Records for the exercise
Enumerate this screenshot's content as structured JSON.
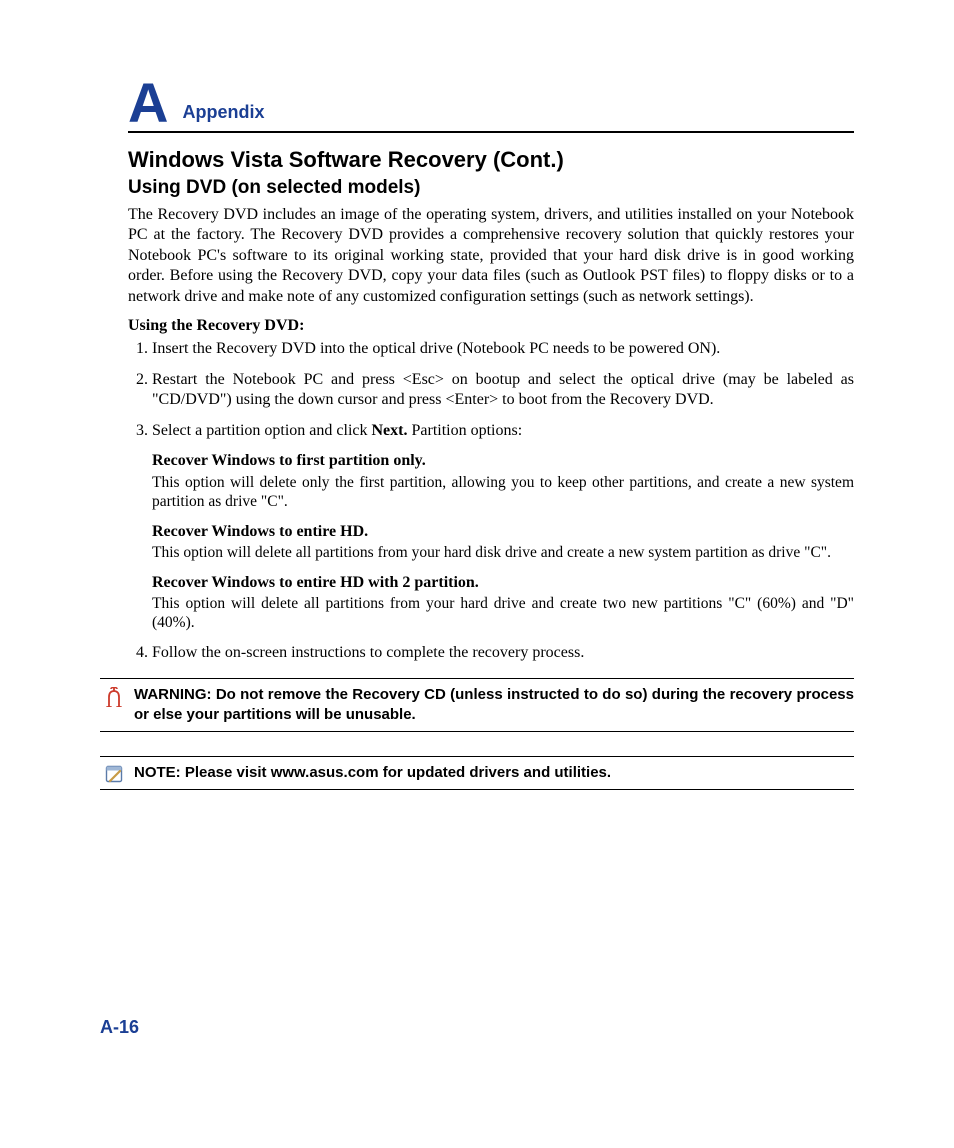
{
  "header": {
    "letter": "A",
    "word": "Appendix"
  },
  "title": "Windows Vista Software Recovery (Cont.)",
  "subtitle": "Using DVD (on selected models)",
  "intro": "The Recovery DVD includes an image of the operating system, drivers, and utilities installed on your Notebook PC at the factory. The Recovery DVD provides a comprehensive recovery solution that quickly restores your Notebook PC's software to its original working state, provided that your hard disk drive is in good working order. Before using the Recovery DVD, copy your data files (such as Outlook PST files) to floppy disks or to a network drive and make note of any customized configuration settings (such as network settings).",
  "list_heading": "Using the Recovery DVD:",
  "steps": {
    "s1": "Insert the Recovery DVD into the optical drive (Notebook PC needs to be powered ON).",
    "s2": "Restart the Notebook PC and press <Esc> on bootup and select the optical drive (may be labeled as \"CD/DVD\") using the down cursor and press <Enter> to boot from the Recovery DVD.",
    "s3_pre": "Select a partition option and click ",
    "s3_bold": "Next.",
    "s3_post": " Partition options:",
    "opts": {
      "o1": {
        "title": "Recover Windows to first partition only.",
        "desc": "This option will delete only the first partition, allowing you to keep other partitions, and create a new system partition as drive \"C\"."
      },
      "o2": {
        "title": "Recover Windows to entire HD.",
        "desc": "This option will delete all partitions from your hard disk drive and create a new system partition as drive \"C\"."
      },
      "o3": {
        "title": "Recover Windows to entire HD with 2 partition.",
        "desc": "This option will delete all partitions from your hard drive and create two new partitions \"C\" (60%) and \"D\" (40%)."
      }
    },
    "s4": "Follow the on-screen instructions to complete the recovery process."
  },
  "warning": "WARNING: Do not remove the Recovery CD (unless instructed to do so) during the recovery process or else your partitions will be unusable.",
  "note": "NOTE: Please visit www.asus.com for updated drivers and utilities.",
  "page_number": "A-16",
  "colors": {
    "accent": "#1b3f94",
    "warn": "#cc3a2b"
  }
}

...

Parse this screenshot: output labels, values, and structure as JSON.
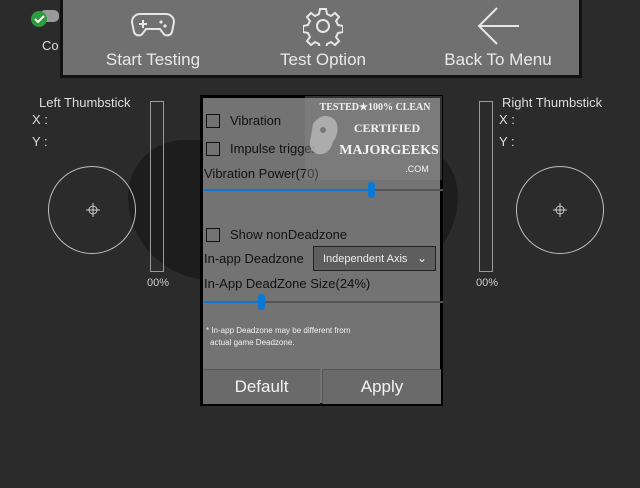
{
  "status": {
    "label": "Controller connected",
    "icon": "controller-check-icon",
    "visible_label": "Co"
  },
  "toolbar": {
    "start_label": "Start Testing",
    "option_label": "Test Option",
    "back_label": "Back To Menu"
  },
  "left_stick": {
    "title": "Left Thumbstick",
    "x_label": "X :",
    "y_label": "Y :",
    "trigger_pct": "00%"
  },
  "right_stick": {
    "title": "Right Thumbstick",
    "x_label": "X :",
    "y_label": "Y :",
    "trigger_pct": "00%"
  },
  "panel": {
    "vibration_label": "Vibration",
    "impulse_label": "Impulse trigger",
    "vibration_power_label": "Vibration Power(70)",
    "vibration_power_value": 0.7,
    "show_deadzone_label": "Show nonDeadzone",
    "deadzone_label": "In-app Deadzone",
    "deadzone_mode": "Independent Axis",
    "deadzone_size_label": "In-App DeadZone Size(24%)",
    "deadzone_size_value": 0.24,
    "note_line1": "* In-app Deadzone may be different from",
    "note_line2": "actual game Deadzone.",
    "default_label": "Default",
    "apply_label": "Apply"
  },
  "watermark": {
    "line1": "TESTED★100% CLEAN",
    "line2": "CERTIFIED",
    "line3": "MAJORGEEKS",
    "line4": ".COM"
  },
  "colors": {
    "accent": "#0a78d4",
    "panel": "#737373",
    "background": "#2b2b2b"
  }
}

Written request
Gather, from the listing above, every line carrying the word "screenshot".

Completed task
Enumerate this screenshot's content as structured JSON.
Parse this screenshot: output labels, values, and structure as JSON.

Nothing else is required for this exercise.